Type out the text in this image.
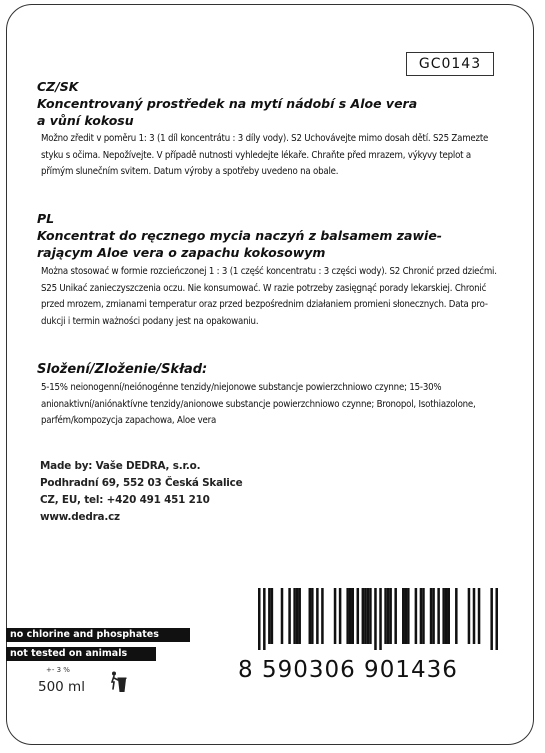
GC0143
CZ/SK
Koncentrovaný prostředek na mytí nádobí s Aloe vera
a vůní kokosu
Možno zředit v poměru 1: 3 (1 díl koncentrátu : 3 díly vody). S2 Uchovávejte mimo dosah dětí. S25 Zamezte
styku s očima. Nepožívejte. V případě nutnosti vyhledejte lékaře. Chraňte před mrazem, výkyvy teplot a
přímým slunečním svitem. Datum výroby a spotřeby uvedeno na obale.
PL
Koncentrat do ręcznego mycia naczyń z balsamem zawie-
rającym Aloe vera o zapachu kokosowym
Można stosować w formie rozcieńczonej 1 : 3 (1 część koncentratu : 3 części wody). S2 Chronić przed dziećmi.
S25 Unikać zanieczyszczenia oczu. Nie konsumować. W razie potrzeby zasięgnąć porady lekarskiej. Chronić
przed mrozem, zmianami temperatur oraz przed bezpośrednim działaniem promieni słonecznych. Data pro-
dukcji i termin ważności podany jest na opakowaniu.
Složení/Zloženie/Skład:
5-15% neionogenní/neiónogénne tenzidy/niejonowe substancje powierzchniowo czynne; 15-30%
anionaktivní/aniónaktívne tenzidy/anionowe substancje powierzchniowo czynne; Bronopol, Isothiazolone,
parfém/kompozycja zapachowa, Aloe vera
Made by: Vaše DEDRA, s.r.o.
Podhradní 69, 552 03 Česká Skalice
CZ, EU, tel: +420 491 451 210
www.dedra.cz
no chlorine and phosphates
not tested on animals
+- 3 %
500 ml
8 590306 901436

####

→ WHAT IS REQUIRED
Pictures excluded, quote all the data above exactly.

→ THE SOLUTION
Type out the text in this image.
GC0143
CZ/SK
Koncentrovaný prostředek na mytí nádobí s Aloe vera
a vůní kokosu
Možno zředit v poměru 1: 3 (1 díl koncentrátu : 3 díly vody). S2 Uchovávejte mimo dosah dětí. S25 Zamezte
styku s očima. Nepožívejte. V případě nutnosti vyhledejte lékaře. Chraňte před mrazem, výkyvy teplot a
přímým slunečním svitem. Datum výroby a spotřeby uvedeno na obale.
PL
Koncentrat do ręcznego mycia naczyń z balsamem zawie-
rającym Aloe vera o zapachu kokosowym
Można stosować w formie rozcieńczonej 1 : 3 (1 część koncentratu : 3 części wody). S2 Chronić przed dziećmi.
S25 Unikać zanieczyszczenia oczu. Nie konsumować. W razie potrzeby zasięgnąć porady lekarskiej. Chronić
przed mrozem, zmianami temperatur oraz przed bezpośrednim działaniem promieni słonecznych. Data pro-
dukcji i termin ważności podany jest na opakowaniu.
Složení/Zloženie/Skład:
5-15% neionogenní/neiónogénne tenzidy/niejonowe substancje powierzchniowo czynne; 15-30%
anionaktivní/aniónaktívne tenzidy/anionowe substancje powierzchniowo czynne; Bronopol, Isothiazolone,
parfém/kompozycja zapachowa, Aloe vera
Made by: Vaše DEDRA, s.r.o.
Podhradní 69, 552 03 Česká Skalice
CZ, EU, tel: +420 491 451 210
www.dedra.cz
no chlorine and phosphates
not tested on animals
+- 3 %
500 ml
8 590306 901436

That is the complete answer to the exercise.